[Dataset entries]
· · · · · · ·
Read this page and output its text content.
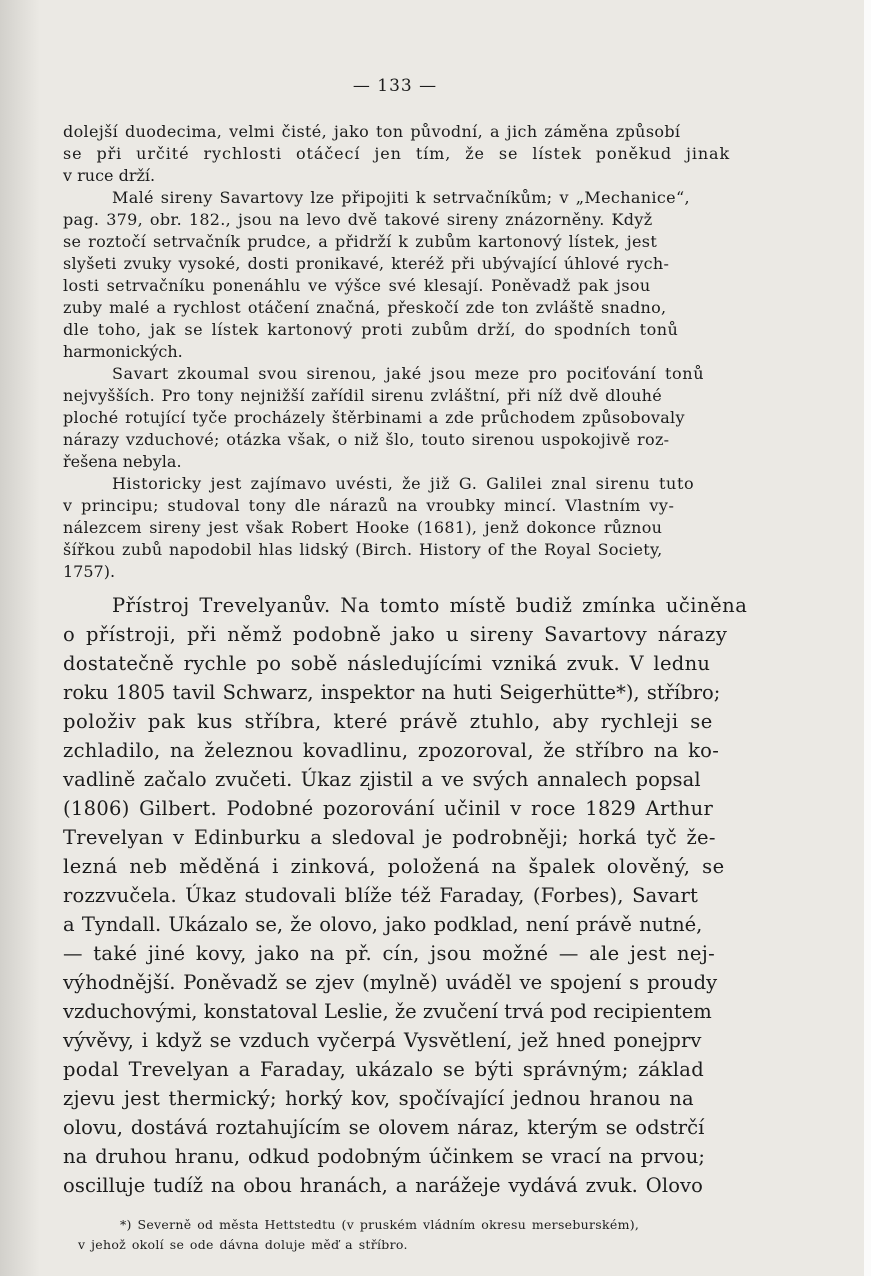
— 133 —

dolejší duodecima, velmi čisté, jako ton původní, a jich záměna způsobí

se při určité rychlosti otáčecí jen tím, že se lístek poněkud jinak

v ruce drží.

Malé sireny Savartovy lze připojiti k setrvačníkům; v „Mechanice“,

pag. 379, obr. 182., jsou na levo dvě takové sireny znázorněny. Když

se roztočí setrvačník prudce, a přidrží k zubům kartonový lístek, jest

slyšeti zvuky vysoké, dosti pronikavé, kteréž při ubývající úhlové rych-

losti setrvačníku ponenáhlu ve výšce své klesají. Poněvadž pak jsou

zuby malé a rychlost otáčení značná, přeskočí zde ton zvláště snadno,

dle toho, jak se lístek kartonový proti zubům drží, do spodních tonů

harmonických.

Savart zkoumal svou sirenou, jaké jsou meze pro pociťování tonů

nejvyšších. Pro tony nejnižší zařídil sirenu zvláštní, při níž dvě dlouhé

ploché rotující tyče procházely štěrbinami a zde průchodem způsobovaly

nárazy vzduchové; otázka však, o niž šlo, touto sirenou uspokojivě roz-

řešena nebyla.

Historicky jest zajímavo uvésti, že již G. Galilei znal sirenu tuto

v principu; studoval tony dle nárazů na vroubky mincí. Vlastním vy-

nálezcem sireny jest však Robert Hooke (1681), jenž dokonce různou

šířkou zubů napodobil hlas lidský (Birch. History of the Royal Society,

1757).

Přístroj Trevelyanův. Na tomto místě budiž zmínka učiněna

o přístroji, při němž podobně jako u sireny Savartovy nárazy

dostatečně rychle po sobě následujícími vzniká zvuk. V lednu

roku 1805 tavil Schwarz, inspektor na huti Seigerhütte*), stříbro;

položiv pak kus stříbra, které právě ztuhlo, aby rychleji se

zchladilo, na železnou kovadlinu, zpozoroval, že stříbro na ko-

vadlině začalo zvučeti. Úkaz zjistil a ve svých annalech popsal

(1806) Gilbert. Podobné pozorování učinil v roce 1829 Arthur

Trevelyan v Edinburku a sledoval je podrobněji; horká tyč že-

lezná neb měděná i zinková, položená na špalek olověný, se

rozzvučela. Úkaz studovali blíže též Faraday, (Forbes), Savart

a Tyndall. Ukázalo se, že olovo, jako podklad, není právě nutné,

— také jiné kovy, jako na př. cín, jsou možné — ale jest nej-

výhodnější. Poněvadž se zjev (mylně) uváděl ve spojení s proudy

vzduchovými, konstatoval Leslie, že zvučení trvá pod recipientem

vývěvy, i když se vzduch vyčerpá Vysvětlení, jež hned ponejprv

podal Trevelyan a Faraday, ukázalo se býti správným; základ

zjevu jest thermický; horký kov, spočívající jednou hranou na

olovu, dostává roztahujícím se olovem náraz, kterým se odstrčí

na druhou hranu, odkud podobným účinkem se vrací na prvou;

oscilluje tudíž na obou hranách, a narážeje vydává zvuk. Olovo

*) Severně od města Hettstedtu (v pruském vládním okresu merseburském),

v jehož okolí se ode dávna doluje měď a stříbro.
· · · · · · ·
Restate each entry word for word, please, but drop any images it holds.

Read this page and output its text content.
— 133 —

dolejší duodecima, velmi čisté, jako ton původní, a jich záměna způsobí

se při určité rychlosti otáčecí jen tím, že se lístek poněkud jinak

v ruce drží.

Malé sireny Savartovy lze připojiti k setrvačníkům; v „Mechanice“,

pag. 379, obr. 182., jsou na levo dvě takové sireny znázorněny. Když

se roztočí setrvačník prudce, a přidrží k zubům kartonový lístek, jest

slyšeti zvuky vysoké, dosti pronikavé, kteréž při ubývající úhlové rych-

losti setrvačníku ponenáhlu ve výšce své klesají. Poněvadž pak jsou

zuby malé a rychlost otáčení značná, přeskočí zde ton zvláště snadno,

dle toho, jak se lístek kartonový proti zubům drží, do spodních tonů

harmonických.

Savart zkoumal svou sirenou, jaké jsou meze pro pociťování tonů

nejvyšších. Pro tony nejnižší zařídil sirenu zvláštní, při níž dvě dlouhé

ploché rotující tyče procházely štěrbinami a zde průchodem způsobovaly

nárazy vzduchové; otázka však, o niž šlo, touto sirenou uspokojivě roz-

řešena nebyla.

Historicky jest zajímavo uvésti, že již G. Galilei znal sirenu tuto

v principu; studoval tony dle nárazů na vroubky mincí. Vlastním vy-

nálezcem sireny jest však Robert Hooke (1681), jenž dokonce různou

šířkou zubů napodobil hlas lidský (Birch. History of the Royal Society,

1757).

Přístroj Trevelyanův. Na tomto místě budiž zmínka učiněna

o přístroji, při němž podobně jako u sireny Savartovy nárazy

dostatečně rychle po sobě následujícími vzniká zvuk. V lednu

roku 1805 tavil Schwarz, inspektor na huti Seigerhütte*), stříbro;

položiv pak kus stříbra, které právě ztuhlo, aby rychleji se

zchladilo, na železnou kovadlinu, zpozoroval, že stříbro na ko-

vadlině začalo zvučeti. Úkaz zjistil a ve svých annalech popsal

(1806) Gilbert. Podobné pozorování učinil v roce 1829 Arthur

Trevelyan v Edinburku a sledoval je podrobněji; horká tyč že-

lezná neb měděná i zinková, položená na špalek olověný, se

rozzvučela. Úkaz studovali blíže též Faraday, (Forbes), Savart

a Tyndall. Ukázalo se, že olovo, jako podklad, není právě nutné,

— také jiné kovy, jako na př. cín, jsou možné — ale jest nej-

výhodnější. Poněvadž se zjev (mylně) uváděl ve spojení s proudy

vzduchovými, konstatoval Leslie, že zvučení trvá pod recipientem

vývěvy, i když se vzduch vyčerpá Vysvětlení, jež hned ponejprv

podal Trevelyan a Faraday, ukázalo se býti správným; základ

zjevu jest thermický; horký kov, spočívající jednou hranou na

olovu, dostává roztahujícím se olovem náraz, kterým se odstrčí

na druhou hranu, odkud podobným účinkem se vrací na prvou;

oscilluje tudíž na obou hranách, a narážeje vydává zvuk. Olovo

*) Severně od města Hettstedtu (v pruském vládním okresu merseburském),

v jehož okolí se ode dávna doluje měď a stříbro.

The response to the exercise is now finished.